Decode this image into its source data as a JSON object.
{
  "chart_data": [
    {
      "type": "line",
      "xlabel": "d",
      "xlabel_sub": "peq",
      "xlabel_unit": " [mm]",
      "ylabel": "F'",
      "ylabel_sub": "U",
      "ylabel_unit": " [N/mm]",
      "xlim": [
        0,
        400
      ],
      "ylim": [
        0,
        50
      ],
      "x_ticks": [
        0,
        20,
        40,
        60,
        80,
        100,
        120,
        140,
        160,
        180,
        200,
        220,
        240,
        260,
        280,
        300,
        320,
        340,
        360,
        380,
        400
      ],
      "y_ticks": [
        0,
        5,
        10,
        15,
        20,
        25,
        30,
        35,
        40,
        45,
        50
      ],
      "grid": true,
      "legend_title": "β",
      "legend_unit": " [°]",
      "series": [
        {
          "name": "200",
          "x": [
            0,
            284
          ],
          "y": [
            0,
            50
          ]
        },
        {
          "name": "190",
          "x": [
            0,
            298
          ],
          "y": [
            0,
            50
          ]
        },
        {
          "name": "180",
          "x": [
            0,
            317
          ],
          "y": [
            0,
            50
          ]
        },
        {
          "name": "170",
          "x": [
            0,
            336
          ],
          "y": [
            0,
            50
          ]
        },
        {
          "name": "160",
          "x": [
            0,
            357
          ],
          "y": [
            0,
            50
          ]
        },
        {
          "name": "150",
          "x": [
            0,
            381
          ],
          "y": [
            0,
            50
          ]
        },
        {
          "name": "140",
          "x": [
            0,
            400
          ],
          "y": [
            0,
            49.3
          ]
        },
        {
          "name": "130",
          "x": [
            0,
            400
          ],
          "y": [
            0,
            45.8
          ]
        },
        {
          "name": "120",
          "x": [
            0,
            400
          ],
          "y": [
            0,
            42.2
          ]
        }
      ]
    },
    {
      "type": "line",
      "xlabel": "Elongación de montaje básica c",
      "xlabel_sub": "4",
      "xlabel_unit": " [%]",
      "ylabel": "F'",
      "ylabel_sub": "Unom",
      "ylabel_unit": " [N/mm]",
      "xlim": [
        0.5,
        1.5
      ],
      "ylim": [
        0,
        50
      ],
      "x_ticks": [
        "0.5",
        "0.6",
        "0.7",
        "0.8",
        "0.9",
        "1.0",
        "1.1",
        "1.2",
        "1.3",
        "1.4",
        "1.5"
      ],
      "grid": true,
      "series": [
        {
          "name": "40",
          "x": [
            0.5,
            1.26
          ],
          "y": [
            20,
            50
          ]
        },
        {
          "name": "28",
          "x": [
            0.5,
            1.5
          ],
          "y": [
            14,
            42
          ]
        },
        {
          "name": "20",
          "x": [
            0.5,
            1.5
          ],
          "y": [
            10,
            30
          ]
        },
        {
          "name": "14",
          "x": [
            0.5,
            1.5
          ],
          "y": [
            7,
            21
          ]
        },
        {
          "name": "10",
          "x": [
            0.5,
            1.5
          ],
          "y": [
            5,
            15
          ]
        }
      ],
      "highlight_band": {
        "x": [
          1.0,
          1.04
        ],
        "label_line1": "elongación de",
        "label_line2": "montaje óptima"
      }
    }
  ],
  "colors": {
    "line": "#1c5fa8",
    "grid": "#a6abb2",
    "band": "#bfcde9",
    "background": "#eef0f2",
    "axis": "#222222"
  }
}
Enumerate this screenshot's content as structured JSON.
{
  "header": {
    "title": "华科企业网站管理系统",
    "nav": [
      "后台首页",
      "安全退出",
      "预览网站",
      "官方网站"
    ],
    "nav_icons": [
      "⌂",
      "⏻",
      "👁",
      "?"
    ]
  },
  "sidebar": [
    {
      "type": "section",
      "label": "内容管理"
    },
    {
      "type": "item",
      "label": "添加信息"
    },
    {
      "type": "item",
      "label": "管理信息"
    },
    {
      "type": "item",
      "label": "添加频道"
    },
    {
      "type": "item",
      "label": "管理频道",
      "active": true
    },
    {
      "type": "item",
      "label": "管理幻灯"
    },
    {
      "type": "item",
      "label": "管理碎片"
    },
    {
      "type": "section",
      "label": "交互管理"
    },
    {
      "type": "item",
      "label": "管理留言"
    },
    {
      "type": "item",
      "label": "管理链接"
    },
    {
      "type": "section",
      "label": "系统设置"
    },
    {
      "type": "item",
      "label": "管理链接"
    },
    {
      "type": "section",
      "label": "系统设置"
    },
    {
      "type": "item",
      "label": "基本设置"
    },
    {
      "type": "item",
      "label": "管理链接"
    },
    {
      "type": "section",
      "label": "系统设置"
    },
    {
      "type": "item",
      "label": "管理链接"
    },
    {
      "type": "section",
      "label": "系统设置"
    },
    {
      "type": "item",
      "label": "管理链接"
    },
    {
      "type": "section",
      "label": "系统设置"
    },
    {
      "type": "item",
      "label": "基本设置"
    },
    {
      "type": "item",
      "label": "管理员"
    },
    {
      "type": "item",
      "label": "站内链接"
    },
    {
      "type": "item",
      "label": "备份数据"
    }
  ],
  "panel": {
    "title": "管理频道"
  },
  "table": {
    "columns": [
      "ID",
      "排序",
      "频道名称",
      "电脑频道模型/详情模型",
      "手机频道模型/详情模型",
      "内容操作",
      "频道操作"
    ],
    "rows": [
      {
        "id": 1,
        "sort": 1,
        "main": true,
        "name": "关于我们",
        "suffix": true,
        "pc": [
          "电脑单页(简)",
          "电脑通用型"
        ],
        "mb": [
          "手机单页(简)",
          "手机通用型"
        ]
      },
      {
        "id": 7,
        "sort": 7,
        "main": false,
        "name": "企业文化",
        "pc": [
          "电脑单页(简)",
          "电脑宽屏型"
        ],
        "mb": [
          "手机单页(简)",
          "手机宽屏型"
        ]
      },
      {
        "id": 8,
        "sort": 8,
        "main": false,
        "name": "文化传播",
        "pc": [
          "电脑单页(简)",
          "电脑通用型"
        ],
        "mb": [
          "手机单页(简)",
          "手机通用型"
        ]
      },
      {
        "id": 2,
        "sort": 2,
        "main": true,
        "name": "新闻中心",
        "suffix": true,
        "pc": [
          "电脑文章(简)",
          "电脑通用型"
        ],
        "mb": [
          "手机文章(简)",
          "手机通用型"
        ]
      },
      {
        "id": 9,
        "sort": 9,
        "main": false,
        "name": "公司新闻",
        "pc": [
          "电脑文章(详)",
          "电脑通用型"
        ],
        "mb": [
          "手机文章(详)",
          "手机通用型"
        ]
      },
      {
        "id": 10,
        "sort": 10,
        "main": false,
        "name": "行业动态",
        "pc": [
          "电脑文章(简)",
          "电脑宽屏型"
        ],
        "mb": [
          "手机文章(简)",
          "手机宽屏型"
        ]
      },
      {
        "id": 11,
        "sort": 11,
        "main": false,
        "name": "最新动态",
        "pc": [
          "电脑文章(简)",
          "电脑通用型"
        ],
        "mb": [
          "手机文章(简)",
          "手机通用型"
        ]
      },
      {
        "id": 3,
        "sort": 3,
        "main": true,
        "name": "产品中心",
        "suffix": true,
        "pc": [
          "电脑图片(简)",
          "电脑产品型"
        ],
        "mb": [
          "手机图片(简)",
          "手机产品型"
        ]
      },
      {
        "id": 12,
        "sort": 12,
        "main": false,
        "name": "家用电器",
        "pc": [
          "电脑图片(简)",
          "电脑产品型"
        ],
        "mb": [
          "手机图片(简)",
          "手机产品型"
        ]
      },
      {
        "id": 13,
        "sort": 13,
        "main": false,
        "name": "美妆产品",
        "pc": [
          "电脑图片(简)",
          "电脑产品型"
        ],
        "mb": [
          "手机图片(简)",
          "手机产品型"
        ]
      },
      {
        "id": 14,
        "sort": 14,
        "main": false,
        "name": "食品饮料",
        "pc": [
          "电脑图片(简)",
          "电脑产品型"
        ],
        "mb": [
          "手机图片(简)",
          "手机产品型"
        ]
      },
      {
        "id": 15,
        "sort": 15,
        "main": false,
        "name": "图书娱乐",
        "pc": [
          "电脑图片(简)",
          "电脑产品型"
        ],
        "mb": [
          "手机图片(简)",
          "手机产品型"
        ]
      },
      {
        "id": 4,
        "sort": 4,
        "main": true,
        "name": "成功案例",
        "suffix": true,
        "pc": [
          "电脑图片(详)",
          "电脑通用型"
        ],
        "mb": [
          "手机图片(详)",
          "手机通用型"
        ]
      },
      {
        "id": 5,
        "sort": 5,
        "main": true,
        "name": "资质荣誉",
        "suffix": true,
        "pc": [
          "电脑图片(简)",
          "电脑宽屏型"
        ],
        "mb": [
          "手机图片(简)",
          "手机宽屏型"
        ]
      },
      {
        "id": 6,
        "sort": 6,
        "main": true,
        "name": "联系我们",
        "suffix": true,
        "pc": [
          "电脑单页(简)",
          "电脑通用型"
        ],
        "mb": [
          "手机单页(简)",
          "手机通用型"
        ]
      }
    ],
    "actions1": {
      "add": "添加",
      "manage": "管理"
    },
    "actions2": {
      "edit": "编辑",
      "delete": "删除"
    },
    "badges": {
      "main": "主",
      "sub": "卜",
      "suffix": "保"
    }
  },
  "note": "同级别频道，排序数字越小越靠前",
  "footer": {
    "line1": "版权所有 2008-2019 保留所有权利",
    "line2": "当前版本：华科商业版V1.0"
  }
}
• • • •
#### TASK TO CARRY OUT:
Using the listing above, show every line that includes the string "this".

#### FINISHED ANSWER:
Decode this image into its source data as a JSON object.
Enumerate this screenshot's content as structured JSON.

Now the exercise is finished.